WHAT IS NEEDED: Copy every line of the data that contains the string "right".
━━━━━ DATASET EXCERPTS
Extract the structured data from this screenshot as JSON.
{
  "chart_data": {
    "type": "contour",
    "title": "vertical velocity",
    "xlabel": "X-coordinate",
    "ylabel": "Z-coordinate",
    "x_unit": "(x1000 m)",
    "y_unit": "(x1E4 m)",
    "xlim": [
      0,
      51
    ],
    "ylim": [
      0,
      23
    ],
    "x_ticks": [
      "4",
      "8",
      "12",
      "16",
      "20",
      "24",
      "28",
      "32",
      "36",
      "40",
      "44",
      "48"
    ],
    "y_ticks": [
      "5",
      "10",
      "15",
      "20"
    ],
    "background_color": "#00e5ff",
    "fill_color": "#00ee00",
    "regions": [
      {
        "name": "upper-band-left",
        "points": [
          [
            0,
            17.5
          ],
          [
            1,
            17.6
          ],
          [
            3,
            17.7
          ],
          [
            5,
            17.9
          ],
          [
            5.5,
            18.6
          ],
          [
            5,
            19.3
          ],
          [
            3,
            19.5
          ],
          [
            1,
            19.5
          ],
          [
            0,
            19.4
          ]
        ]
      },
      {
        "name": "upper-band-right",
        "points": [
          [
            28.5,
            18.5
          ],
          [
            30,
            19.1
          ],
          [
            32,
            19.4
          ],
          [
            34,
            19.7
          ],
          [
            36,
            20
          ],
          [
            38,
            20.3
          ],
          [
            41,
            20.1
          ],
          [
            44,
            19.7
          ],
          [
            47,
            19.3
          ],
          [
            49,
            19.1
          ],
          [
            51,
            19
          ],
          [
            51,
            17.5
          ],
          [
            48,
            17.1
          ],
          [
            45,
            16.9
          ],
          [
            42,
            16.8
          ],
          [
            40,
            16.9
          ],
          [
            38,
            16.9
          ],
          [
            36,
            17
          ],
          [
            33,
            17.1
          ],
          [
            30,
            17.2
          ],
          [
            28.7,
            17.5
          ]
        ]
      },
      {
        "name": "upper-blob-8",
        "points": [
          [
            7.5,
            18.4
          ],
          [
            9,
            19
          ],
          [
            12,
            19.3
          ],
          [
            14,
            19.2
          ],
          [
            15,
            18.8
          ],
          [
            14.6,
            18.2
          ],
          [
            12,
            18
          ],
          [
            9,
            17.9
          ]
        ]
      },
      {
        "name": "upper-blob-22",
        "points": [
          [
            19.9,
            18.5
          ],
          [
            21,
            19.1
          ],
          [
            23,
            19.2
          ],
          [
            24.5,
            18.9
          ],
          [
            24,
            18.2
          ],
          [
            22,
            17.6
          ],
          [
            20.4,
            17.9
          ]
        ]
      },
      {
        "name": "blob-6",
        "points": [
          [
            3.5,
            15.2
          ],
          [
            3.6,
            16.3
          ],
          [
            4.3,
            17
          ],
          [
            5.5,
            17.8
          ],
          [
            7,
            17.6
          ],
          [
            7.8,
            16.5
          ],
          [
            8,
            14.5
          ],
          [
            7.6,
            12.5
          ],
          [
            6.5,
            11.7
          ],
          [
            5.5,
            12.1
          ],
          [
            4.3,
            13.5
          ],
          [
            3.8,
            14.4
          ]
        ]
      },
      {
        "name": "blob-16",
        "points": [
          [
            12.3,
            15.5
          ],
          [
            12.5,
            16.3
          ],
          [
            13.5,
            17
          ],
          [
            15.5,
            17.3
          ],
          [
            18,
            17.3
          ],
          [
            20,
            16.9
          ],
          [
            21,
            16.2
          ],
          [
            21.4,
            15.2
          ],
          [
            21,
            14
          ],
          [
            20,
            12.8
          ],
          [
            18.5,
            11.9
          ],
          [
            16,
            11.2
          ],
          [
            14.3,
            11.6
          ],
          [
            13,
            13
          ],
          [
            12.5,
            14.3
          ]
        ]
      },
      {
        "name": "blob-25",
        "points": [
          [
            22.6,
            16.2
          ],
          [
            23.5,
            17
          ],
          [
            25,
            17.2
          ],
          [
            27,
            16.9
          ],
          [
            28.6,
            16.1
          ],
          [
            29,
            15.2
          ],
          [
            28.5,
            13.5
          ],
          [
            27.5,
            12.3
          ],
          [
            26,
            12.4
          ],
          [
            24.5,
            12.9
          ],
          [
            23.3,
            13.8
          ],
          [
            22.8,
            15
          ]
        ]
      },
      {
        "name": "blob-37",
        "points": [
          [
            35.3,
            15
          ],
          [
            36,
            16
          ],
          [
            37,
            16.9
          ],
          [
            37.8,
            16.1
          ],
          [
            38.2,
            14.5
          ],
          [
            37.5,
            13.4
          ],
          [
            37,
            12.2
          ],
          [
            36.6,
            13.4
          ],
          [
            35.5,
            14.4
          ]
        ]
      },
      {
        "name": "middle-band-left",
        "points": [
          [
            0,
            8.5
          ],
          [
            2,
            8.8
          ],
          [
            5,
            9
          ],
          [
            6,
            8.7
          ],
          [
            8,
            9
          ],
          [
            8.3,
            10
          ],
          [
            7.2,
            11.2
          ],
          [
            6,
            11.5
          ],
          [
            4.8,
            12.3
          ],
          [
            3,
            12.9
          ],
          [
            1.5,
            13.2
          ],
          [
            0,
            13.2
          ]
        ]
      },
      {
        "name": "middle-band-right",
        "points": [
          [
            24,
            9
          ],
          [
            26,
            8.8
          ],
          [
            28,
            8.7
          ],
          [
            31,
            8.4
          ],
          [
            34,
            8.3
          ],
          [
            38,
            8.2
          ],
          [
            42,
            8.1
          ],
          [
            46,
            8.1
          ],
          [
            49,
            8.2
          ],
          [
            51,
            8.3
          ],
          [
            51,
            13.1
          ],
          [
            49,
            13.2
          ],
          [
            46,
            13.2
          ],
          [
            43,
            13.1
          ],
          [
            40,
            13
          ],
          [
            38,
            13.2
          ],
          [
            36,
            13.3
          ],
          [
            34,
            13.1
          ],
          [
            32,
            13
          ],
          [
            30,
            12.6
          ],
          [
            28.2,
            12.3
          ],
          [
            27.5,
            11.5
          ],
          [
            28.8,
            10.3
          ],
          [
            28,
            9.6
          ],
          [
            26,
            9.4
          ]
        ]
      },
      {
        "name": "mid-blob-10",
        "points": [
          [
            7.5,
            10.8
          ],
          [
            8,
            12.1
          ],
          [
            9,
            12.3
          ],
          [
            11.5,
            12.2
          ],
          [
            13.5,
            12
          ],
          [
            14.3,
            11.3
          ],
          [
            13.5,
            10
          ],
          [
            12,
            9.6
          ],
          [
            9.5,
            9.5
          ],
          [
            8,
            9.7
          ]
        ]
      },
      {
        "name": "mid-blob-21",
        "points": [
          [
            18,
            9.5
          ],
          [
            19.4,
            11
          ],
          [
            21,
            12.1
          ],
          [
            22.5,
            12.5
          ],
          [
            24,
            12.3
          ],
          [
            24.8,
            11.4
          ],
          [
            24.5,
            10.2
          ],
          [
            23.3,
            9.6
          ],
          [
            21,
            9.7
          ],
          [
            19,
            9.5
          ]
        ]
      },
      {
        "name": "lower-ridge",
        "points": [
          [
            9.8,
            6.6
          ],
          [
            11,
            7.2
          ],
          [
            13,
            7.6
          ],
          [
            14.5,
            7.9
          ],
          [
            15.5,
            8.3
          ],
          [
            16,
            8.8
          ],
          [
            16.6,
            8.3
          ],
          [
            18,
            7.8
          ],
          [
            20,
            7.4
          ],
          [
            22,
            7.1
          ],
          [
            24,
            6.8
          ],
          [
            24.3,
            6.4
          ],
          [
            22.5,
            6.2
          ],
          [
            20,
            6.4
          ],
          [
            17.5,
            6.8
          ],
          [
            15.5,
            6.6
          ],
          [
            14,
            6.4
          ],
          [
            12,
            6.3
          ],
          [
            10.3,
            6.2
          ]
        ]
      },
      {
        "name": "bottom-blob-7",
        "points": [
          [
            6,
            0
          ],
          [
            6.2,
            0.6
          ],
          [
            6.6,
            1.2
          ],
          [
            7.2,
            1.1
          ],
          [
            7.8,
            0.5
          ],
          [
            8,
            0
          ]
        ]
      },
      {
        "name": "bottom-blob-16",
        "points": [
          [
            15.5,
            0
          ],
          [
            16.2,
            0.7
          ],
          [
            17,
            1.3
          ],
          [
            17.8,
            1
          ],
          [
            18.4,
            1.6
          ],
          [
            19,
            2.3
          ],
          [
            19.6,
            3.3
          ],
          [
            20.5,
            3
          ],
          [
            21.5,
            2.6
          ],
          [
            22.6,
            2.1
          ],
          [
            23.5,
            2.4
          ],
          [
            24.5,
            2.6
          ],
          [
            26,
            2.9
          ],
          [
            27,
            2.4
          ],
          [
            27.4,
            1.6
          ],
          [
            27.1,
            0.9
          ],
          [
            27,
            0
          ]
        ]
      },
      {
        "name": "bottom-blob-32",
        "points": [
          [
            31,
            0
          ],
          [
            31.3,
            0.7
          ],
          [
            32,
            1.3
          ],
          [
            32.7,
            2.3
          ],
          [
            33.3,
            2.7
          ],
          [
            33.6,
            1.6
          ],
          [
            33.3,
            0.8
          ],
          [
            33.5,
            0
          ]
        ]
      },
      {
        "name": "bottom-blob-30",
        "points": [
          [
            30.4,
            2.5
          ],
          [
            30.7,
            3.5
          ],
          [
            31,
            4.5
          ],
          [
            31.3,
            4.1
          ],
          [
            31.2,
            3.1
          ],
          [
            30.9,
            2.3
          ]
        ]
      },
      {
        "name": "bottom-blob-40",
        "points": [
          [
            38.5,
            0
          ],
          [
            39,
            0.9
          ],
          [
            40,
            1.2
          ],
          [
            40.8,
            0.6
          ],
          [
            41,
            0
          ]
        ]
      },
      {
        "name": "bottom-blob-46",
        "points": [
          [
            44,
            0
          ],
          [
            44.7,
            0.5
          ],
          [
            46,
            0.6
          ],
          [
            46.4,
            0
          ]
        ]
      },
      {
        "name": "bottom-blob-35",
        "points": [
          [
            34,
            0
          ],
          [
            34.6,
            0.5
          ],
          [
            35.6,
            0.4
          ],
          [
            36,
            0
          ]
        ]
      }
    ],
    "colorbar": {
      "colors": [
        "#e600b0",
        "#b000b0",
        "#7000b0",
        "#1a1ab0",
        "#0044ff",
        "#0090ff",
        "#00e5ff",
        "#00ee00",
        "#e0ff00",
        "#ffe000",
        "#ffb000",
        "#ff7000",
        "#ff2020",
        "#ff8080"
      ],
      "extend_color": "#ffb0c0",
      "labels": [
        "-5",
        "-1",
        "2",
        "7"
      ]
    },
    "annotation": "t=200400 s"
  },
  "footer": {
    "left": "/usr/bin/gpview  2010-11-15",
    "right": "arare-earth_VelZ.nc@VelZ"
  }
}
━━━━━━━━━━
COMPLETE OUTPUT:
        "name": "upper-band-right",
        "name": "middle-band-right",
    "right": "arare-earth_VelZ.nc@VelZ"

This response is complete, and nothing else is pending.